* begin SUPPLIED RECORDS *
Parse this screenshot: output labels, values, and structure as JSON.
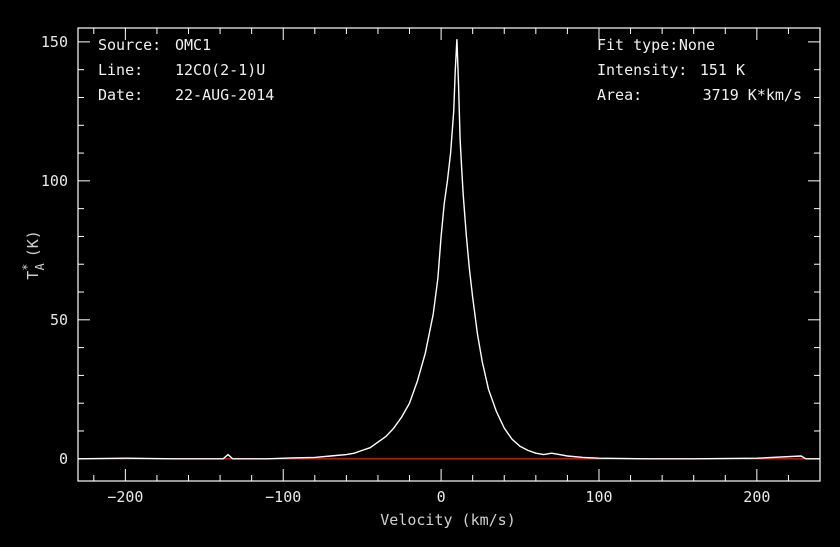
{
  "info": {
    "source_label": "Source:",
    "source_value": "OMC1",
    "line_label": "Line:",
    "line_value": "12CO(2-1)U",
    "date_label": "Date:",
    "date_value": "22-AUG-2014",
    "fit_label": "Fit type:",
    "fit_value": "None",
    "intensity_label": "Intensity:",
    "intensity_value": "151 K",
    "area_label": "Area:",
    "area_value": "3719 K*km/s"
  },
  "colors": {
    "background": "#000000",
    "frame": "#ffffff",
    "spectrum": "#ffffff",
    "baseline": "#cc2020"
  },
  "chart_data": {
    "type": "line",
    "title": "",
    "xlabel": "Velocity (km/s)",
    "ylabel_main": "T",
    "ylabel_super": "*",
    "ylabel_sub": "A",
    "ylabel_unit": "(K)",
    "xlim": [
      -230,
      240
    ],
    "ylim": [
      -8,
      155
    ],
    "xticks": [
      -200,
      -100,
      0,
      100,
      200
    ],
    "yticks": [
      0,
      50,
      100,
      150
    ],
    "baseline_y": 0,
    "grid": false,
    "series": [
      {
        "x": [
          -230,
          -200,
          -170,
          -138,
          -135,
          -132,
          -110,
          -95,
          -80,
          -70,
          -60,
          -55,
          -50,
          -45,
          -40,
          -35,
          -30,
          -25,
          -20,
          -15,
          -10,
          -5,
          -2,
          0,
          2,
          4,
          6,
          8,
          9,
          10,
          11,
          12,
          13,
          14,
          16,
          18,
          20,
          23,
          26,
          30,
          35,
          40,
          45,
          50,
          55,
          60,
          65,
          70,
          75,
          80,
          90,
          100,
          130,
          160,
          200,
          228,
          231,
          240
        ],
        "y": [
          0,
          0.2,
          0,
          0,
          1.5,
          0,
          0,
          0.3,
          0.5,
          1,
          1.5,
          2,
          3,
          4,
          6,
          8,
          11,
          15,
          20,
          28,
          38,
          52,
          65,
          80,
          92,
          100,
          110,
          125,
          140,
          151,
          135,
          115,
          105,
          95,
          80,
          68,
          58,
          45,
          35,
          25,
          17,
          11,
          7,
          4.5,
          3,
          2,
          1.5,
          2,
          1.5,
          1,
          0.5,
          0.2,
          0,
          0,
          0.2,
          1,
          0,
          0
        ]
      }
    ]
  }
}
* end SUPPLIED RECORDS *
→ **DIRECTIVE**: Without the pictures, print the whole listing exactly as given.

→ **EXPECTED ANSWER**:
Parse this screenshot: output labels, values, and structure as JSON.
{
  "info": {
    "source_label": "Source:",
    "source_value": "OMC1",
    "line_label": "Line:",
    "line_value": "12CO(2-1)U",
    "date_label": "Date:",
    "date_value": "22-AUG-2014",
    "fit_label": "Fit type:",
    "fit_value": "None",
    "intensity_label": "Intensity:",
    "intensity_value": "151 K",
    "area_label": "Area:",
    "area_value": "3719 K*km/s"
  },
  "colors": {
    "background": "#000000",
    "frame": "#ffffff",
    "spectrum": "#ffffff",
    "baseline": "#cc2020"
  },
  "chart_data": {
    "type": "line",
    "title": "",
    "xlabel": "Velocity (km/s)",
    "ylabel_main": "T",
    "ylabel_super": "*",
    "ylabel_sub": "A",
    "ylabel_unit": "(K)",
    "xlim": [
      -230,
      240
    ],
    "ylim": [
      -8,
      155
    ],
    "xticks": [
      -200,
      -100,
      0,
      100,
      200
    ],
    "yticks": [
      0,
      50,
      100,
      150
    ],
    "baseline_y": 0,
    "grid": false,
    "series": [
      {
        "x": [
          -230,
          -200,
          -170,
          -138,
          -135,
          -132,
          -110,
          -95,
          -80,
          -70,
          -60,
          -55,
          -50,
          -45,
          -40,
          -35,
          -30,
          -25,
          -20,
          -15,
          -10,
          -5,
          -2,
          0,
          2,
          4,
          6,
          8,
          9,
          10,
          11,
          12,
          13,
          14,
          16,
          18,
          20,
          23,
          26,
          30,
          35,
          40,
          45,
          50,
          55,
          60,
          65,
          70,
          75,
          80,
          90,
          100,
          130,
          160,
          200,
          228,
          231,
          240
        ],
        "y": [
          0,
          0.2,
          0,
          0,
          1.5,
          0,
          0,
          0.3,
          0.5,
          1,
          1.5,
          2,
          3,
          4,
          6,
          8,
          11,
          15,
          20,
          28,
          38,
          52,
          65,
          80,
          92,
          100,
          110,
          125,
          140,
          151,
          135,
          115,
          105,
          95,
          80,
          68,
          58,
          45,
          35,
          25,
          17,
          11,
          7,
          4.5,
          3,
          2,
          1.5,
          2,
          1.5,
          1,
          0.5,
          0.2,
          0,
          0,
          0.2,
          1,
          0,
          0
        ]
      }
    ]
  }
}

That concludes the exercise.